Problem ->
Collect every line of the items below that contains the string "战神龙婿", and copy each such line. Case counts.

Records provided ->

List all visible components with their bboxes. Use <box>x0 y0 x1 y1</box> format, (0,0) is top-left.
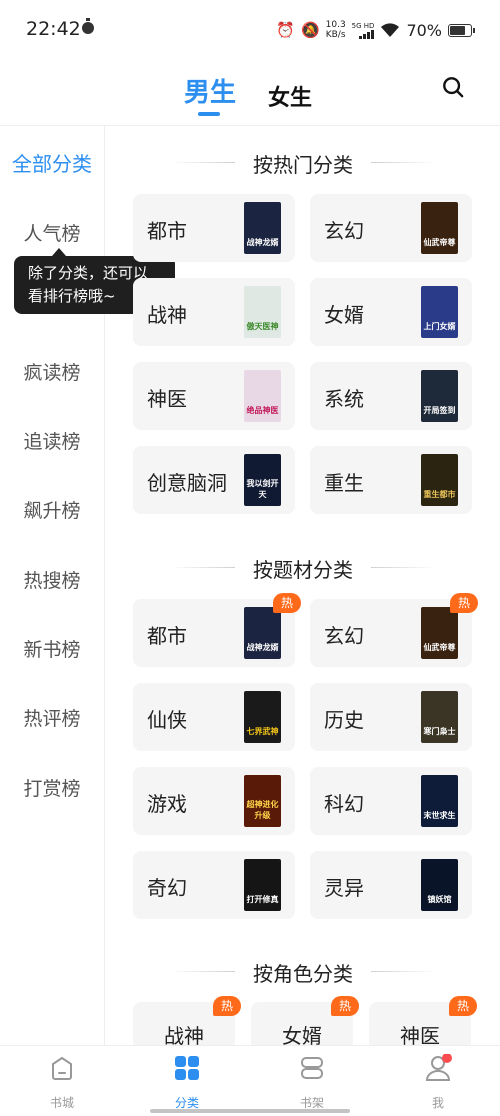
network-speed-value: 10.3 <box>325 20 346 30</box>
sidebar-item-popularity[interactable]: 人气榜 <box>0 219 104 246</box>
tab-female[interactable]: 女生 <box>268 80 312 112</box>
signal-icon: 5G HD <box>352 22 375 39</box>
book-cover: 上门女婿 <box>421 286 458 338</box>
battery-icon <box>448 23 475 37</box>
category-card-label: 仙侠 <box>147 708 187 732</box>
category-card-label: 系统 <box>324 387 364 411</box>
category-card[interactable]: 奇幻 打开修真 <box>133 851 295 919</box>
book-cover: 仙武帝尊 <box>421 607 458 659</box>
sidebar-item-tips[interactable]: 打赏榜 <box>0 774 104 801</box>
battery-percent: 70% <box>406 20 442 40</box>
category-card[interactable]: 都市 战神龙婿 <box>133 194 295 262</box>
sidebar-item-crazy-read[interactable]: 疯读榜 <box>0 358 104 385</box>
category-card[interactable]: 战神 傲天医神 <box>133 278 295 346</box>
category-card[interactable]: 游戏 超神进化升级 <box>133 767 295 835</box>
status-icons: ⏰ 🔕 10.3 KB/s 5G HD 70% <box>276 18 475 42</box>
stopwatch-icon <box>82 18 94 34</box>
role-card[interactable]: 女婿 热 <box>251 996 359 1050</box>
category-header: 男生 女生 <box>0 60 500 126</box>
book-cover: 七界武神 <box>244 691 281 743</box>
category-card-label: 创意脑洞 <box>147 471 227 495</box>
hot-badge: 热 <box>273 593 301 613</box>
alarm-icon: ⏰ <box>276 20 295 39</box>
book-cover: 绝品神医 <box>244 370 281 422</box>
tab-male[interactable]: 男生 <box>184 72 236 109</box>
category-card-label: 玄幻 <box>324 219 364 243</box>
category-card-label: 都市 <box>147 219 187 243</box>
profile-icon <box>425 1053 452 1081</box>
hot-badge: 热 <box>331 996 359 1016</box>
nav-profile[interactable]: 我 <box>398 1053 478 1111</box>
category-card[interactable]: 系统 开局签到 <box>310 362 472 430</box>
book-cover: 仙武帝尊 <box>421 202 458 254</box>
category-card[interactable]: 玄幻 仙武帝尊 热 <box>310 593 478 667</box>
category-card-label: 奇幻 <box>147 876 187 900</box>
book-cover: 战神龙婿 <box>244 607 281 659</box>
section-title-theme: 按题材分类 <box>118 554 488 583</box>
role-card[interactable]: 神医 热 <box>369 996 477 1050</box>
category-card[interactable]: 历史 寒门枭士 <box>310 683 472 751</box>
category-card-label: 战神 <box>147 303 187 327</box>
book-cover: 超神进化升级 <box>244 775 281 827</box>
nav-label: 我 <box>431 1096 444 1110</box>
category-card[interactable]: 女婿 上门女婿 <box>310 278 472 346</box>
section-title-role: 按角色分类 <box>118 958 488 987</box>
role-card[interactable]: 战神 热 <box>133 996 241 1050</box>
book-cover: 战神龙婿 <box>244 202 281 254</box>
hot-badge: 热 <box>450 593 478 613</box>
category-card-label: 重生 <box>324 471 364 495</box>
book-cover: 末世求生 <box>421 775 458 827</box>
wifi-icon <box>381 23 400 37</box>
hot-badge: 热 <box>449 996 477 1016</box>
category-icon <box>175 1056 199 1080</box>
network-speed: 10.3 KB/s <box>326 20 346 40</box>
network-speed-unit: KB/s <box>325 30 346 40</box>
category-card-label: 玄幻 <box>324 624 364 648</box>
sidebar-item-rising[interactable]: 飙升榜 <box>0 496 104 523</box>
nav-label: 书城 <box>49 1096 74 1110</box>
bottom-nav: 书城 分类 书架 我 <box>0 1045 500 1116</box>
active-tab-indicator <box>198 112 220 116</box>
category-card-label: 神医 <box>147 387 187 411</box>
category-card[interactable]: 仙侠 七界武神 <box>133 683 295 751</box>
bookstore-icon <box>52 1056 72 1080</box>
sidebar-item-all-categories[interactable]: 全部分类 <box>0 148 104 177</box>
nav-category[interactable]: 分类 <box>147 1054 227 1111</box>
category-card[interactable]: 都市 战神龙婿 热 <box>133 593 301 667</box>
category-card[interactable]: 科幻 末世求生 <box>310 767 472 835</box>
category-card[interactable]: 灵异 镇妖馆 <box>310 851 472 919</box>
sidebar-item-hot-comments[interactable]: 热评榜 <box>0 704 104 731</box>
mute-icon: 🔕 <box>300 20 320 39</box>
nav-bookshelf[interactable]: 书架 <box>272 1054 352 1111</box>
category-card[interactable]: 神医 绝品神医 <box>133 362 295 430</box>
category-card-label: 科幻 <box>324 792 364 816</box>
category-card-label: 都市 <box>147 624 187 648</box>
book-cover: 我以剑开天 <box>244 454 281 506</box>
bookshelf-icon <box>301 1057 323 1079</box>
category-card-label: 女婿 <box>324 303 364 327</box>
hot-badge: 热 <box>213 996 241 1016</box>
search-icon[interactable] <box>442 76 464 98</box>
status-bar: 22:42 ⏰ 🔕 10.3 KB/s 5G HD 70% <box>0 0 500 60</box>
book-cover: 傲天医神 <box>244 286 281 338</box>
book-cover: 镇妖馆 <box>421 859 458 911</box>
category-card-label: 灵异 <box>324 876 364 900</box>
sidebar-item-hot-search[interactable]: 热搜榜 <box>0 566 104 593</box>
book-cover: 打开修真 <box>244 859 281 911</box>
status-time: 22:42 <box>26 18 81 40</box>
nav-bookstore[interactable]: 书城 <box>22 1054 102 1111</box>
category-card-label: 游戏 <box>147 792 187 816</box>
home-indicator <box>150 1109 350 1113</box>
signal-label: 5G HD <box>351 21 375 30</box>
category-card-label: 历史 <box>324 708 364 732</box>
section-title-hot: 按热门分类 <box>118 149 488 178</box>
sidebar-item-new-books[interactable]: 新书榜 <box>0 635 104 662</box>
category-card[interactable]: 重生 重生都市 <box>310 446 472 514</box>
book-cover: 开局签到 <box>421 370 458 422</box>
book-cover: 寒门枭士 <box>421 691 458 743</box>
category-card[interactable]: 创意脑洞 我以剑开天 <box>133 446 295 514</box>
sidebar-item-follow-read[interactable]: 追读榜 <box>0 427 104 454</box>
category-card[interactable]: 玄幻 仙武帝尊 <box>310 194 472 262</box>
book-cover: 重生都市 <box>421 454 458 506</box>
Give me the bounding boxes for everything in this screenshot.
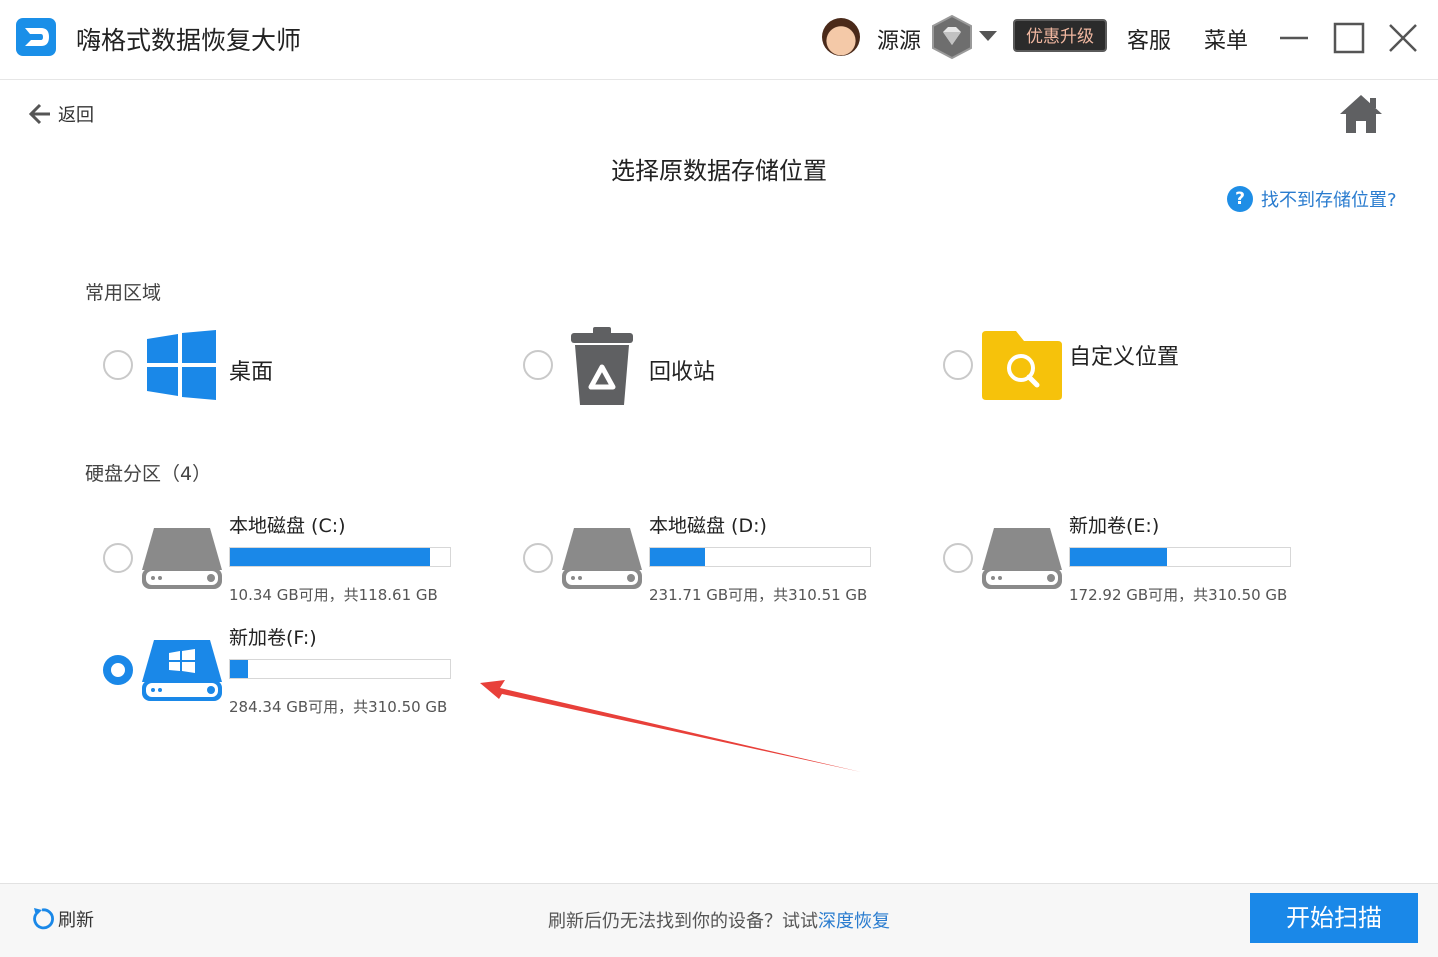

Response to this exercise ->
category-card[interactable]: 都市 战神龙婿 <box>133 194 295 262</box>
book-cover: 战神龙婿 <box>244 607 281 659</box>
book-cover: 战神龙婿 <box>244 202 281 254</box>
category-card[interactable]: 都市 战神龙婿 热 <box>133 593 301 667</box>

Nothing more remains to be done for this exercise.